EXERCISE: Find every line of the listing below where "Optimality" appears, and copy it.

DATA ENTRIES:
────────────────────

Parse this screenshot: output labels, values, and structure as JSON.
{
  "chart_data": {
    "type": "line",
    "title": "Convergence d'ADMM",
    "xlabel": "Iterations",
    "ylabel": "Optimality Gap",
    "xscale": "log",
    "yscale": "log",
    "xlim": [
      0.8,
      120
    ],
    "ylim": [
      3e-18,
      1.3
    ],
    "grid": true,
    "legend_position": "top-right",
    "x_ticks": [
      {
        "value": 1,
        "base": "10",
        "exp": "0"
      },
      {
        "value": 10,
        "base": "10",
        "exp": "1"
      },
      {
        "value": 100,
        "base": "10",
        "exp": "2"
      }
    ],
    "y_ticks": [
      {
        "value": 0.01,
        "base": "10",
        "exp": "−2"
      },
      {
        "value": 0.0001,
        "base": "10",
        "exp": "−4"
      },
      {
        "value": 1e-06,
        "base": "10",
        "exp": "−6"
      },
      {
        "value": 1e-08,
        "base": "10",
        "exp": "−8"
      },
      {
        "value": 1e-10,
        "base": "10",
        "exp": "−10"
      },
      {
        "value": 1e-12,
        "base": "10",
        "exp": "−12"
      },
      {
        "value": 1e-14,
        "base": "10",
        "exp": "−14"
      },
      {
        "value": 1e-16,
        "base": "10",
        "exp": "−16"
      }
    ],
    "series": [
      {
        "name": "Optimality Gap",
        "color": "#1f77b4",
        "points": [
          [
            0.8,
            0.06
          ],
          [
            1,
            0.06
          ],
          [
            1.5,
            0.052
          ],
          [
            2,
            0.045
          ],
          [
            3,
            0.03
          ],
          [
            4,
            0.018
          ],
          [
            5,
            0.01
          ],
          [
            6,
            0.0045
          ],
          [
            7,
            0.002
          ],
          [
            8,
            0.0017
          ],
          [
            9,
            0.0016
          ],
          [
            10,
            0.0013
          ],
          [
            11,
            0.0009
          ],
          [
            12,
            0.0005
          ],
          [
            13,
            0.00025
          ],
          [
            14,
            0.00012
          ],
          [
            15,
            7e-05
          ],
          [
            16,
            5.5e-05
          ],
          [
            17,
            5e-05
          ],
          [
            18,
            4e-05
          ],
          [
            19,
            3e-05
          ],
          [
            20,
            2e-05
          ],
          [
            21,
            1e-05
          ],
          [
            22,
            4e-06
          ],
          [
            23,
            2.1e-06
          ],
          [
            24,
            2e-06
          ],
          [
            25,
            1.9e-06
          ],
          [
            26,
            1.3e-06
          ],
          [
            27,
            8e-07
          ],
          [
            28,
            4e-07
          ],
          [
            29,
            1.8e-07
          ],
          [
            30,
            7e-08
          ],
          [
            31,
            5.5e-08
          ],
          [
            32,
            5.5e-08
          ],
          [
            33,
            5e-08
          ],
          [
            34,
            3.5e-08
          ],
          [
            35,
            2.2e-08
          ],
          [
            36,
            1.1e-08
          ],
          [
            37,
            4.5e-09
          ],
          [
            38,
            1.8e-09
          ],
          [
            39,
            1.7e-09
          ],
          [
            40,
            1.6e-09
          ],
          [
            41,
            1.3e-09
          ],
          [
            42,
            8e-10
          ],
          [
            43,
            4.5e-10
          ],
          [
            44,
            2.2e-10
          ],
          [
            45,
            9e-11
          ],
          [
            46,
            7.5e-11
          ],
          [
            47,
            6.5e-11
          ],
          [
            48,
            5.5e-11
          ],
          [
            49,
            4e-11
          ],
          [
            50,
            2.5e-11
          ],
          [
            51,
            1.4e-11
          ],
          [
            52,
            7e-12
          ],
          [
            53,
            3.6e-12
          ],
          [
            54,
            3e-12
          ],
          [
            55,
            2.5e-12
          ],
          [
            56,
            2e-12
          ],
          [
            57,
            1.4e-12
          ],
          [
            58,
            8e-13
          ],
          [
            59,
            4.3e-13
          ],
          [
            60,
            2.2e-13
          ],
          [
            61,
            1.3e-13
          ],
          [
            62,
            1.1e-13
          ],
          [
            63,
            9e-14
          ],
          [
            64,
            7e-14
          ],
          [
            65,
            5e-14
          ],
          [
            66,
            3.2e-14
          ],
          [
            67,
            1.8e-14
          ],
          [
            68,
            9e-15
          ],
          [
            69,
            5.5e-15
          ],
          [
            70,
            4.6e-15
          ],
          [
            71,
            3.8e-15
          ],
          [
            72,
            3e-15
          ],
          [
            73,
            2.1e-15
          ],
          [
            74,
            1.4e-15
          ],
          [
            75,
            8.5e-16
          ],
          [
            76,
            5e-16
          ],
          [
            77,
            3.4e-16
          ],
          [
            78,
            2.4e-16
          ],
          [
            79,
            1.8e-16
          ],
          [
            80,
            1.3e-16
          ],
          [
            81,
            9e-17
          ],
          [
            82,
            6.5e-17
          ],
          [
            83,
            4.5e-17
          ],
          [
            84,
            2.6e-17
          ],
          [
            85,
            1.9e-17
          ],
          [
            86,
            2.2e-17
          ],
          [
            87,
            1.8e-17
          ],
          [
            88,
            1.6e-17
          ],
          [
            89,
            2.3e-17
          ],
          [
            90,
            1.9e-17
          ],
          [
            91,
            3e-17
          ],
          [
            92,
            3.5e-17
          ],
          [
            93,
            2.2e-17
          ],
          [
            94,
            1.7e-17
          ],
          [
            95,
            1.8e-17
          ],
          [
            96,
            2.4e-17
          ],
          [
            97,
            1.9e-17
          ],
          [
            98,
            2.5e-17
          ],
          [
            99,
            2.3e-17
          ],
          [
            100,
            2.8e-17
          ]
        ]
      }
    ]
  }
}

────────────────────

THE ANSWER:
    "ylabel": "Optimality Gap",
        "name": "Optimality Gap",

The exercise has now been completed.